**Available records:**

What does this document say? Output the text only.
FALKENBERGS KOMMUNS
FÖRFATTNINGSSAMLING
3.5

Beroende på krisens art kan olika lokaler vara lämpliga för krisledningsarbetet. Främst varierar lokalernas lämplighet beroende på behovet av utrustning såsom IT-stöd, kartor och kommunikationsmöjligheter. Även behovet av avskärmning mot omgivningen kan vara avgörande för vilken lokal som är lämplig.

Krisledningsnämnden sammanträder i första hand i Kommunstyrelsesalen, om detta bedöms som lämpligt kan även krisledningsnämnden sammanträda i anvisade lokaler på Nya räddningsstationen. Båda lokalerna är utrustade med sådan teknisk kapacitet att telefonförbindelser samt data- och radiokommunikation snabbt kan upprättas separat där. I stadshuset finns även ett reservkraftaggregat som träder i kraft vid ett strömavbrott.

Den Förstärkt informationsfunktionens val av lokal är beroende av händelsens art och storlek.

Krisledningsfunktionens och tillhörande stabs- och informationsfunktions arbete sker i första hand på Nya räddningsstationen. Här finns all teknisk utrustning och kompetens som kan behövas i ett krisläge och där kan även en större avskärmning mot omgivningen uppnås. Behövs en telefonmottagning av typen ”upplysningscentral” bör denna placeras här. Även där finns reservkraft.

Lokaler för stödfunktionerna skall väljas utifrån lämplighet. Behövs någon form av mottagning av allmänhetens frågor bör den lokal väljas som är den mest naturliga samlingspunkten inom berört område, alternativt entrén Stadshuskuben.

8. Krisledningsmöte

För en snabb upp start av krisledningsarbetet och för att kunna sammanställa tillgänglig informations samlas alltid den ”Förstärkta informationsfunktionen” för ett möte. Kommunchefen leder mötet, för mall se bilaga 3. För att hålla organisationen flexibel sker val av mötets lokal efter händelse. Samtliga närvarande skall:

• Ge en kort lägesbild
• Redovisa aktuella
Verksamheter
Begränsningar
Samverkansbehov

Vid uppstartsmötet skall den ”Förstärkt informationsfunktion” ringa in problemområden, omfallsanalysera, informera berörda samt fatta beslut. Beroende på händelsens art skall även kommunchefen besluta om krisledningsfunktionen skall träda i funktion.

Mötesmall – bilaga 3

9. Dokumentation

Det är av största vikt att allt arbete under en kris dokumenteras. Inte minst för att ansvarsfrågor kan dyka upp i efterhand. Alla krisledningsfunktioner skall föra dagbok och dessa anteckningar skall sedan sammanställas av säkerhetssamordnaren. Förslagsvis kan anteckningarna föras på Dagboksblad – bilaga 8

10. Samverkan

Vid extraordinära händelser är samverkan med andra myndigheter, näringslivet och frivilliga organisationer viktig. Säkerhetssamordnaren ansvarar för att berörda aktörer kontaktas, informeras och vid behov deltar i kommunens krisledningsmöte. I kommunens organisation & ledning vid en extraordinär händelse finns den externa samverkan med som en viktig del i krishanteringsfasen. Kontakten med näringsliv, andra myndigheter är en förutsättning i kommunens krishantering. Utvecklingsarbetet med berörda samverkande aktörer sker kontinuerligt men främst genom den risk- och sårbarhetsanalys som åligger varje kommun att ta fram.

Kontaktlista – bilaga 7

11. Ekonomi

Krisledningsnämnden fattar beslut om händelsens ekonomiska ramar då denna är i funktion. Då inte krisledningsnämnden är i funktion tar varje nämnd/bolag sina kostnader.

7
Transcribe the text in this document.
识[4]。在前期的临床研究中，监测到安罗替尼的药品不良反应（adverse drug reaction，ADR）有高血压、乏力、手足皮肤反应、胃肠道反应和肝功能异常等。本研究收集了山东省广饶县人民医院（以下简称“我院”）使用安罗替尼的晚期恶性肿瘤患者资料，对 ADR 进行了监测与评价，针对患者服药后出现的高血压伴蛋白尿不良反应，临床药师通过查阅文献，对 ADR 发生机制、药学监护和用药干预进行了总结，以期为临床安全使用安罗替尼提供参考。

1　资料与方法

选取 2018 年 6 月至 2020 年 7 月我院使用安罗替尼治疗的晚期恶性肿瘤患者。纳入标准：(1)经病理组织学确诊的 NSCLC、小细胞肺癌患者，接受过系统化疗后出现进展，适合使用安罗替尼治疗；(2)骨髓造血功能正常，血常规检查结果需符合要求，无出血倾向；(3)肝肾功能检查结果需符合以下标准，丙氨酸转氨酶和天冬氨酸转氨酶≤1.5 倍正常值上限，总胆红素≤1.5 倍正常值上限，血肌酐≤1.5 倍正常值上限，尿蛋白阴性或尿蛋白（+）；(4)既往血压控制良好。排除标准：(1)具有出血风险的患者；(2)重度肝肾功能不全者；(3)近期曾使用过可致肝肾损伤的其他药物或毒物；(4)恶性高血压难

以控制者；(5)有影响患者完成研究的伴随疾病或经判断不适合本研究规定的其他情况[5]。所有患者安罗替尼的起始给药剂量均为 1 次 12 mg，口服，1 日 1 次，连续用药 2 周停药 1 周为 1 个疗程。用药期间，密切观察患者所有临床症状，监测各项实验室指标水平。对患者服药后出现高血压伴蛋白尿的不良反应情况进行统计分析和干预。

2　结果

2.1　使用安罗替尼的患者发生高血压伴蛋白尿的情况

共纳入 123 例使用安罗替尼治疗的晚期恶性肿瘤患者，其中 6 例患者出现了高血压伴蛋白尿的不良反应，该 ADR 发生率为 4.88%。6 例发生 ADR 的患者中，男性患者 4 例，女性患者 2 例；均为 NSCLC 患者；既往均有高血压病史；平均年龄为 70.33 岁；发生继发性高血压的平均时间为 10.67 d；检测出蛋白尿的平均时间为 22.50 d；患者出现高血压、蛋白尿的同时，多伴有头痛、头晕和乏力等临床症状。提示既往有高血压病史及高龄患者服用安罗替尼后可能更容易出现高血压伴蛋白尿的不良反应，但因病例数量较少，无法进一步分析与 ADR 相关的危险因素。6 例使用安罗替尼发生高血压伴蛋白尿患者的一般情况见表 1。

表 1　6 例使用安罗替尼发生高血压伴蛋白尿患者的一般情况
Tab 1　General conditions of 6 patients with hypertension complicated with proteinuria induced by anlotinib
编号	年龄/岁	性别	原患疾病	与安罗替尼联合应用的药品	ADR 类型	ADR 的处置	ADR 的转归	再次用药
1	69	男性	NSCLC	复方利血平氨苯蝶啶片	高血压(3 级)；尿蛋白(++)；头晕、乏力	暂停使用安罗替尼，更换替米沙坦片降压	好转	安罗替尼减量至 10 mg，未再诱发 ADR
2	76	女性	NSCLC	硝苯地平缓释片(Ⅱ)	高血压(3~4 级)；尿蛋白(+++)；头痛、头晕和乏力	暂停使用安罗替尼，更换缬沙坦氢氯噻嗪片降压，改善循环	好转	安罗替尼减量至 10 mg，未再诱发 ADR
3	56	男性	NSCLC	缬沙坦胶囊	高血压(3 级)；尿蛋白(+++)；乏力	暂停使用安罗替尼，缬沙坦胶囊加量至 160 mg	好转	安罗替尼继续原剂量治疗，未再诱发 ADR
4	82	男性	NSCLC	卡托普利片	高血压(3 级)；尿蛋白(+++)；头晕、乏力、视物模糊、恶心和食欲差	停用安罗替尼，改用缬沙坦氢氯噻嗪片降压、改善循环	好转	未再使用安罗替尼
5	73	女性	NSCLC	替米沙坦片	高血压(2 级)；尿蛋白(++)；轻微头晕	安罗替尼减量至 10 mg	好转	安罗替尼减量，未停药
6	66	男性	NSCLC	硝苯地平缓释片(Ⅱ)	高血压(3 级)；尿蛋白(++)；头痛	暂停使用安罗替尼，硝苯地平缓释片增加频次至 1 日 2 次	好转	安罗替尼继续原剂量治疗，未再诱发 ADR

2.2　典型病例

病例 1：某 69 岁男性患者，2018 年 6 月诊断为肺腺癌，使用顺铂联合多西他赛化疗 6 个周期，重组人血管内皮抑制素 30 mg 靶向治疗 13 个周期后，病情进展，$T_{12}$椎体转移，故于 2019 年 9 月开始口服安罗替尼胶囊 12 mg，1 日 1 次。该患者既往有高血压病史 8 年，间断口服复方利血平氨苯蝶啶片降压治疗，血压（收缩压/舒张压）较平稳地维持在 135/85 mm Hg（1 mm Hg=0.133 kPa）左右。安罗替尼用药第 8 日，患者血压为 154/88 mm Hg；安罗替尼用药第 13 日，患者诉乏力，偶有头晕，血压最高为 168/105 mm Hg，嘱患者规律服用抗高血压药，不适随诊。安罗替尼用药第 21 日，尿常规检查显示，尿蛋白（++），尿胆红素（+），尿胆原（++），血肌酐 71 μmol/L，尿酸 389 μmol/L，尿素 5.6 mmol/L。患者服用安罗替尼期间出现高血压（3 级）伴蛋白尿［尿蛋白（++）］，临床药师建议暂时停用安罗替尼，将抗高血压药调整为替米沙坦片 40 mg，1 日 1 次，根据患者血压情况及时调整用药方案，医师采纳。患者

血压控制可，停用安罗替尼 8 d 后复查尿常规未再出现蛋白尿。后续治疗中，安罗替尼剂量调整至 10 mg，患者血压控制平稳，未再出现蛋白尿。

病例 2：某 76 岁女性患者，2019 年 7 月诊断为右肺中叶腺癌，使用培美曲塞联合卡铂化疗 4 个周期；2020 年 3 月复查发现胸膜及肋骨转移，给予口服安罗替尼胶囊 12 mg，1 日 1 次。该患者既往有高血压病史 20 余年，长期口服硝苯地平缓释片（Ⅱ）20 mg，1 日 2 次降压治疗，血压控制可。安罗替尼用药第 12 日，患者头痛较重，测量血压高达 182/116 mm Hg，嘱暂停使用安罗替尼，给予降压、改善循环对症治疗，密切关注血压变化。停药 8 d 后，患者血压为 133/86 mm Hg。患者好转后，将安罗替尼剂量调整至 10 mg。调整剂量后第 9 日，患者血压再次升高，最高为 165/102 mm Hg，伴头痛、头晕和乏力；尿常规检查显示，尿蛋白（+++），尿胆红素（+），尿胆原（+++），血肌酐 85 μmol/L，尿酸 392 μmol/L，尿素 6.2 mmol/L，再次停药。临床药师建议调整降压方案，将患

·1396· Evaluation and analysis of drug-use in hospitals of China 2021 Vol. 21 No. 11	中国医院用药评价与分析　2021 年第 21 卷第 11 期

**What to work on:**
Find each line above that contains "lämplighet", and copy those lines.

**Solution below:**
Beroende på krisens art kan olika lokaler vara lämpliga för krisledningsarbetet. Främst varierar lokalernas lämplighet beroende på behovet av utrustning såsom IT-stöd, kartor och kommunikationsmöjligheter. Även behovet av avskärmning mot omgivningen kan vara avgörande för vilken lokal som är lämplig.
Lokaler för stödfunktionerna skall väljas utifrån lämplighet. Behövs någon form av mottagning av allmänhetens frågor bör den lokal väljas som är den mest naturliga samlingspunkten inom berört område, alternativt entrén Stadshuskuben.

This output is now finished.